TASK DIRECTIONS:
Pull out each line of the data that includes the word "profile".
:: SUPPLIED RECORDS ::
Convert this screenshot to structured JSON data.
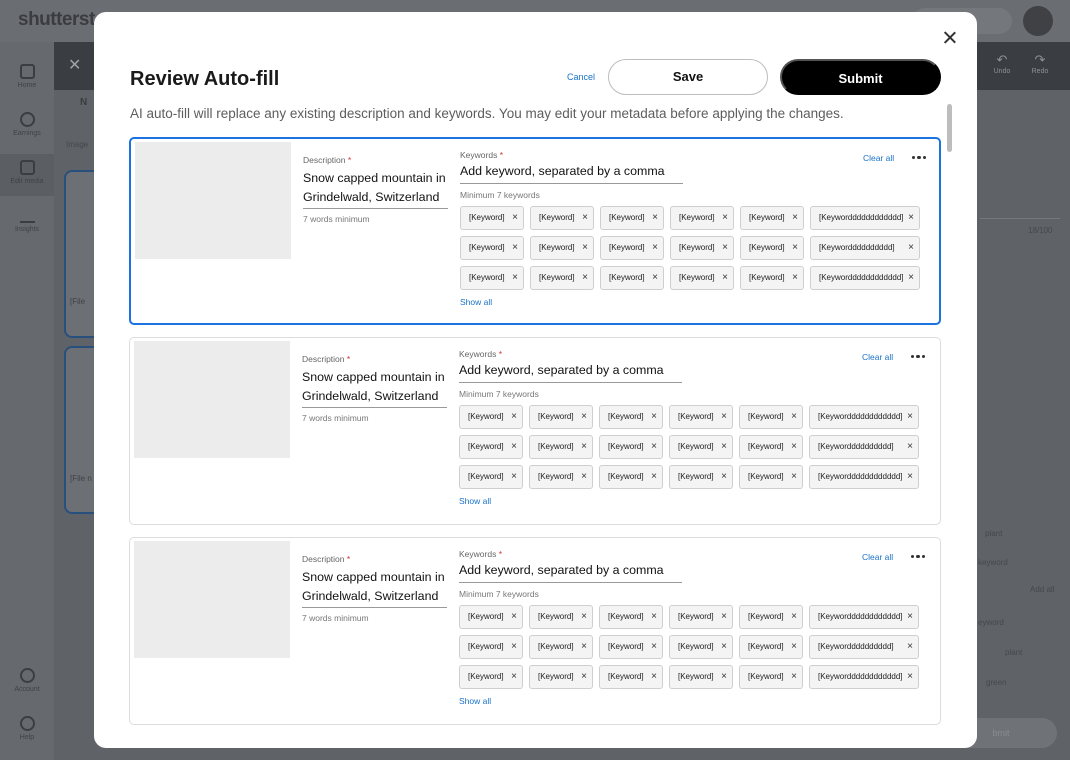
{
  "background": {
    "logo": "shutterst",
    "rail": [
      {
        "label": "Home",
        "icon": "home-icon"
      },
      {
        "label": "Earnings",
        "icon": "dollar-icon"
      },
      {
        "label": "Edit media",
        "icon": "edit-media-icon"
      },
      {
        "label": "Insights",
        "icon": "insights-icon"
      },
      {
        "label": "Account",
        "icon": "account-icon"
      },
      {
        "label": "Help",
        "icon": "help-icon"
      }
    ],
    "undo_label": "Undo",
    "redo_label": "Redo",
    "tab_label": "N",
    "images_label": "Image",
    "file_label_1": "[File",
    "file_label_2": "[File n",
    "counter": "18/100",
    "kw_plant": "plant",
    "kw_keyword": "keyword",
    "add_all": "Add all",
    "kw_keyword2": "eyword",
    "kw_plant2": "plant",
    "kw_green": "green",
    "submit": "bmit"
  },
  "modal": {
    "title": "Review Auto-fill",
    "cancel_label": "Cancel",
    "save_label": "Save",
    "submit_label": "Submit",
    "subtitle": "AI auto-fill will replace any existing description and keywords. You may edit your metadata before applying the changes.",
    "items": [
      {
        "description_label": "Description",
        "description": "Snow capped mountain in Grindelwald, Switzerland",
        "description_help": "7 words minimum",
        "keywords_label": "Keywords",
        "keyword_placeholder": "Add keyword, separated by a comma",
        "keywords_help": "Minimum 7 keywords",
        "clear_all": "Clear all",
        "show_all": "Show all",
        "chip_rows": [
          [
            "[Keyword]",
            "[Keyword]",
            "[Keyword]",
            "[Keyword]",
            "[Keyword]",
            "[Keywordddddddddddd]"
          ],
          [
            "[Keyword]",
            "[Keyword]",
            "[Keyword]",
            "[Keyword]",
            "[Keyword]",
            "[Keywordddddddddd]"
          ],
          [
            "[Keyword]",
            "[Keyword]",
            "[Keyword]",
            "[Keyword]",
            "[Keyword]",
            "[Keywordddddddddddd]"
          ]
        ]
      },
      {
        "description_label": "Description",
        "description": "Snow capped mountain in Grindelwald, Switzerland",
        "description_help": "7 words minimum",
        "keywords_label": "Keywords",
        "keyword_placeholder": "Add keyword, separated by a comma",
        "keywords_help": "Minimum 7 keywords",
        "clear_all": "Clear all",
        "show_all": "Show all",
        "chip_rows": [
          [
            "[Keyword]",
            "[Keyword]",
            "[Keyword]",
            "[Keyword]",
            "[Keyword]",
            "[Keywordddddddddddd]"
          ],
          [
            "[Keyword]",
            "[Keyword]",
            "[Keyword]",
            "[Keyword]",
            "[Keyword]",
            "[Keywordddddddddd]"
          ],
          [
            "[Keyword]",
            "[Keyword]",
            "[Keyword]",
            "[Keyword]",
            "[Keyword]",
            "[Keywordddddddddddd]"
          ]
        ]
      },
      {
        "description_label": "Description",
        "description": "Snow capped mountain in Grindelwald, Switzerland",
        "description_help": "7 words minimum",
        "keywords_label": "Keywords",
        "keyword_placeholder": "Add keyword, separated by a comma",
        "keywords_help": "Minimum 7 keywords",
        "clear_all": "Clear all",
        "show_all": "Show all",
        "chip_rows": [
          [
            "[Keyword]",
            "[Keyword]",
            "[Keyword]",
            "[Keyword]",
            "[Keyword]",
            "[Keywordddddddddddd]"
          ],
          [
            "[Keyword]",
            "[Keyword]",
            "[Keyword]",
            "[Keyword]",
            "[Keyword]",
            "[Keywordddddddddd]"
          ],
          [
            "[Keyword]",
            "[Keyword]",
            "[Keyword]",
            "[Keyword]",
            "[Keyword]",
            "[Keywordddddddddddd]"
          ]
        ]
      }
    ]
  },
  "colors": {
    "accent": "#1a73e0",
    "link": "#1a73c8",
    "required": "#d32f2f",
    "overlay": "#5f6266"
  }
}
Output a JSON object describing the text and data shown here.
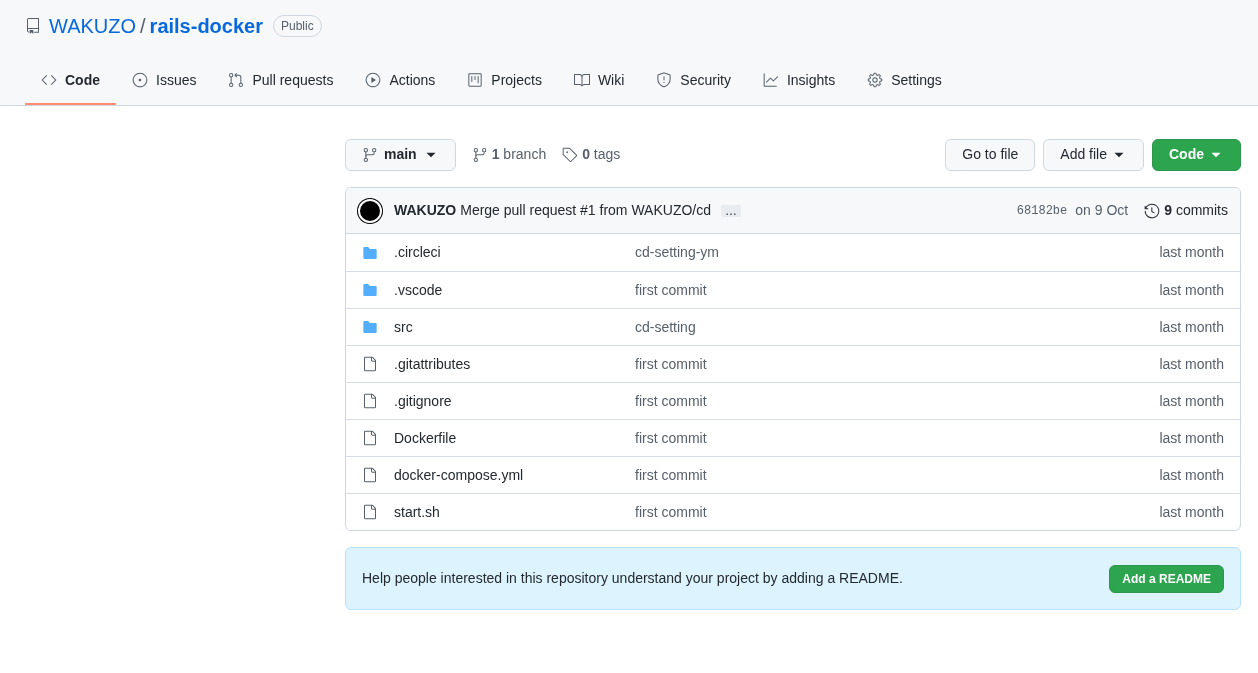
{
  "repo": {
    "owner": "WAKUZO",
    "separator": "/",
    "name": "rails-docker",
    "visibility": "Public"
  },
  "tabs": [
    {
      "label": "Code",
      "selected": true
    },
    {
      "label": "Issues",
      "selected": false
    },
    {
      "label": "Pull requests",
      "selected": false
    },
    {
      "label": "Actions",
      "selected": false
    },
    {
      "label": "Projects",
      "selected": false
    },
    {
      "label": "Wiki",
      "selected": false
    },
    {
      "label": "Security",
      "selected": false
    },
    {
      "label": "Insights",
      "selected": false
    },
    {
      "label": "Settings",
      "selected": false
    }
  ],
  "toolbar": {
    "branch": "main",
    "branches": "**1** branch",
    "tags": "**0** tags",
    "buttons": [
      "Go to file",
      "Add file",
      "Code"
    ]
  },
  "latest_commit": {
    "author": "WAKUZO",
    "message": "Merge pull request #1 from WAKUZO/cd",
    "more": "…",
    "sha": "68182be",
    "date": "on 9 Oct",
    "commits": "**9** commits"
  },
  "files": [
    {
      "kind": "folder",
      "name": ".circleci",
      "message": "cd-setting-ym",
      "age": "last month"
    },
    {
      "kind": "folder",
      "name": ".vscode",
      "message": "first commit",
      "age": "last month"
    },
    {
      "kind": "folder",
      "name": "src",
      "message": "cd-setting",
      "age": "last month"
    },
    {
      "kind": "file",
      "name": ".gitattributes",
      "message": "first commit",
      "age": "last month"
    },
    {
      "kind": "file",
      "name": ".gitignore",
      "message": "first commit",
      "age": "last month"
    },
    {
      "kind": "file",
      "name": "Dockerfile",
      "message": "first commit",
      "age": "last month"
    },
    {
      "kind": "file",
      "name": "docker-compose.yml",
      "message": "first commit",
      "age": "last month"
    },
    {
      "kind": "file",
      "name": "start.sh",
      "message": "first commit",
      "age": "last month"
    }
  ],
  "readme_prompt": {
    "text": "Help people interested in this repository understand your project by adding a README.",
    "button": "Add a README"
  }
}
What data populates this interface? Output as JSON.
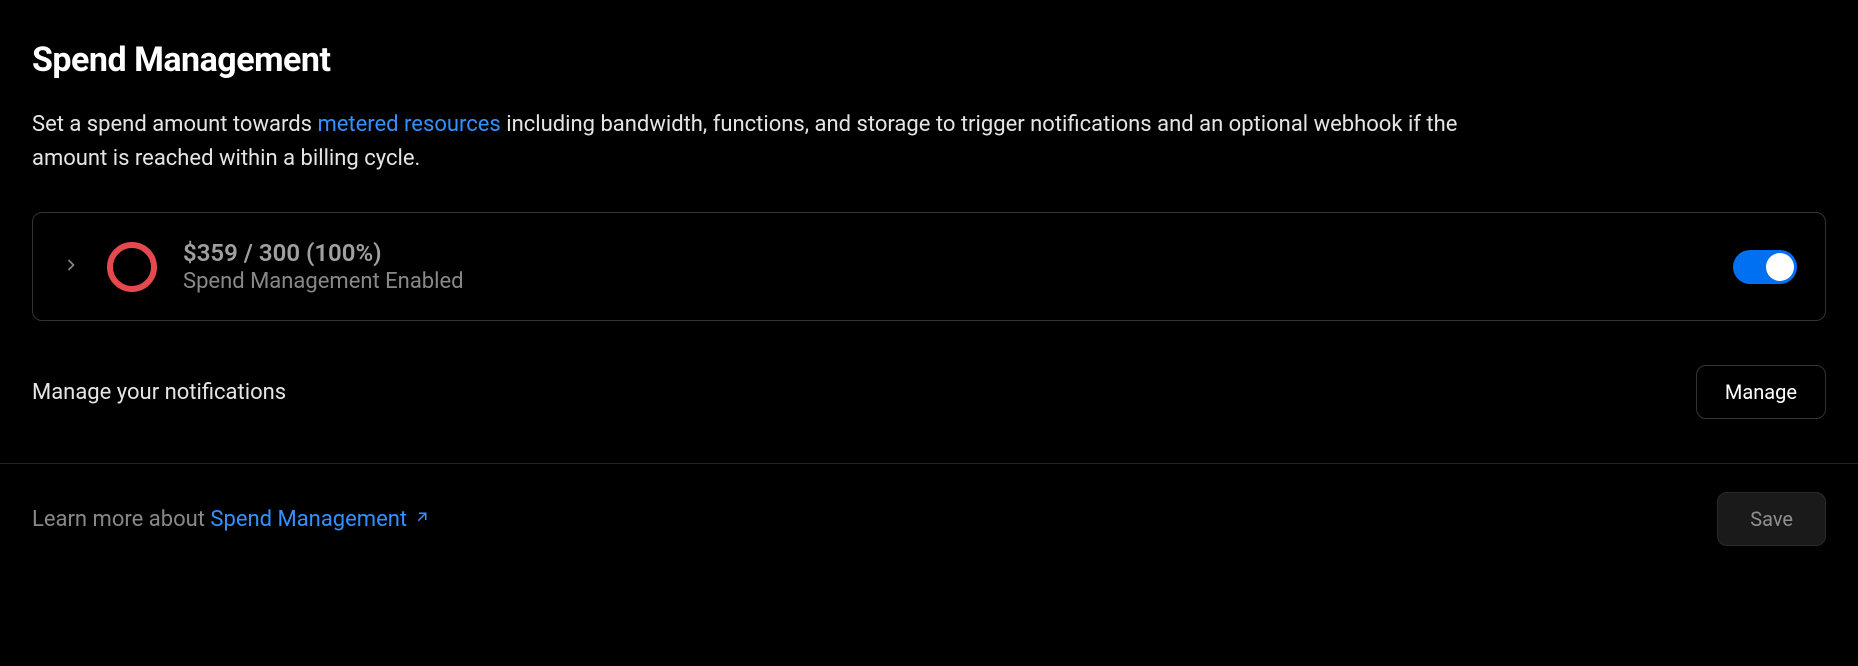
{
  "title": "Spend Management",
  "description": {
    "part1": "Set a spend amount towards ",
    "link": "metered resources",
    "part2": " including bandwidth, functions, and storage to trigger notifications and an optional webhook if the amount is reached within a billing cycle."
  },
  "status": {
    "amount": "$359 / 300 (100%)",
    "label": "Spend Management Enabled",
    "toggle_on": true
  },
  "notifications": {
    "label": "Manage your notifications",
    "button": "Manage"
  },
  "footer": {
    "prefix": "Learn more about ",
    "link": "Spend Management",
    "save": "Save"
  }
}
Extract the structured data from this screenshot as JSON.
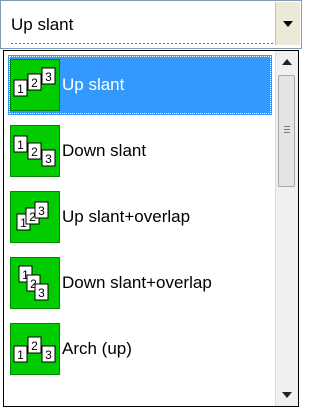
{
  "combo": {
    "value": "Up slant",
    "icon": "chevron-down-icon"
  },
  "dropdown": {
    "items": [
      {
        "label": "Up slant",
        "icon": "up-slant-icon",
        "selected": true
      },
      {
        "label": "Down slant",
        "icon": "down-slant-icon",
        "selected": false
      },
      {
        "label": "Up slant+overlap",
        "icon": "up-slant-overlap-icon",
        "selected": false
      },
      {
        "label": "Down slant+overlap",
        "icon": "down-slant-overlap-icon",
        "selected": false
      },
      {
        "label": "Arch (up)",
        "icon": "arch-up-icon",
        "selected": false
      }
    ]
  },
  "colors": {
    "selection": "#3399ff",
    "tile": "#00cc00"
  }
}
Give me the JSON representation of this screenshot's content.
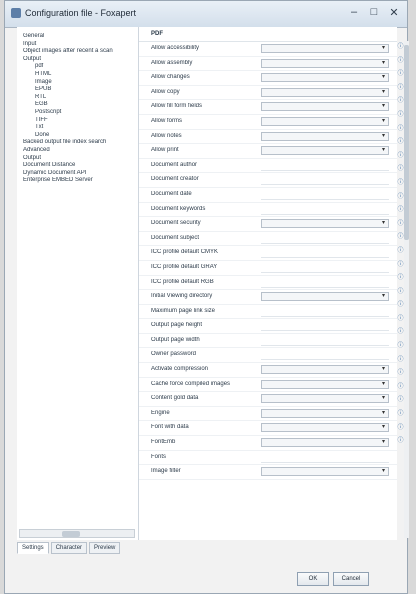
{
  "window": {
    "title": "Configuration file - Foxapert"
  },
  "title_controls": {
    "minimize": "–",
    "maximize": "□",
    "close": "✕"
  },
  "tree": {
    "items": [
      {
        "label": "General",
        "level": 1
      },
      {
        "label": "Input",
        "level": 1
      },
      {
        "label": "Object images after recent a scan",
        "level": 1
      },
      {
        "label": "Output",
        "level": 1
      },
      {
        "label": "pdf",
        "level": 2
      },
      {
        "label": "HTML",
        "level": 2
      },
      {
        "label": "Image",
        "level": 2
      },
      {
        "label": "EPUB",
        "level": 2
      },
      {
        "label": "RTL",
        "level": 2
      },
      {
        "label": "EGB",
        "level": 2
      },
      {
        "label": "Postscript",
        "level": 2
      },
      {
        "label": "TIFF",
        "level": 2
      },
      {
        "label": "Txt",
        "level": 2
      },
      {
        "label": "Done",
        "level": 2
      },
      {
        "label": "Backed output file index search",
        "level": 1
      },
      {
        "label": "Advanced",
        "level": 1
      },
      {
        "label": "Output",
        "level": 1
      },
      {
        "label": "Document Distance",
        "level": 1
      },
      {
        "label": "Dynamic Document API",
        "level": 1
      },
      {
        "label": "Enterprise EMBED Server",
        "level": 1
      }
    ]
  },
  "props": {
    "header": "PDF",
    "rows": [
      {
        "label": "Allow accessibility",
        "kind": "combo"
      },
      {
        "label": "Allow assembly",
        "kind": "combo"
      },
      {
        "label": "Allow changes",
        "kind": "combo"
      },
      {
        "label": "Allow copy",
        "kind": "combo"
      },
      {
        "label": "Allow fill form fields",
        "kind": "combo"
      },
      {
        "label": "Allow forms",
        "kind": "combo"
      },
      {
        "label": "Allow notes",
        "kind": "combo"
      },
      {
        "label": "Allow print",
        "kind": "combo"
      },
      {
        "label": "Document author",
        "kind": "text"
      },
      {
        "label": "Document creator",
        "kind": "text"
      },
      {
        "label": "Document date",
        "kind": "text"
      },
      {
        "label": "Document keywords",
        "kind": "text"
      },
      {
        "label": "Document security",
        "kind": "combo"
      },
      {
        "label": "Document subject",
        "kind": "text"
      },
      {
        "label": "ICC profile default CMYK",
        "kind": "text"
      },
      {
        "label": "ICC profile default GRAY",
        "kind": "text"
      },
      {
        "label": "ICC profile default RGB",
        "kind": "text"
      },
      {
        "label": "Initial Viewing directory",
        "kind": "combo"
      },
      {
        "label": "Maximum page link size",
        "kind": "text"
      },
      {
        "label": "Output page height",
        "kind": "text"
      },
      {
        "label": "Output page width",
        "kind": "text"
      },
      {
        "label": "Owner password",
        "kind": "text"
      },
      {
        "label": "Activate compression",
        "kind": "combo"
      },
      {
        "label": "Cache force compiled images",
        "kind": "combo"
      },
      {
        "label": "Content gold data",
        "kind": "combo"
      },
      {
        "label": "Engine",
        "kind": "combo"
      },
      {
        "label": "Font with data",
        "kind": "combo"
      },
      {
        "label": "FontEmb",
        "kind": "combo"
      },
      {
        "label": "Fonts",
        "kind": "text"
      },
      {
        "label": "Image filter",
        "kind": "combo"
      }
    ]
  },
  "tabs": [
    "Settings",
    "Character",
    "Preview"
  ],
  "buttons": {
    "ok": "OK",
    "cancel": "Cancel"
  }
}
:::
CORRECT RESPONSE:
        "label": "ICC profile default CMYK",
        "label": "ICC profile default GRAY",
        "label": "ICC profile default RGB",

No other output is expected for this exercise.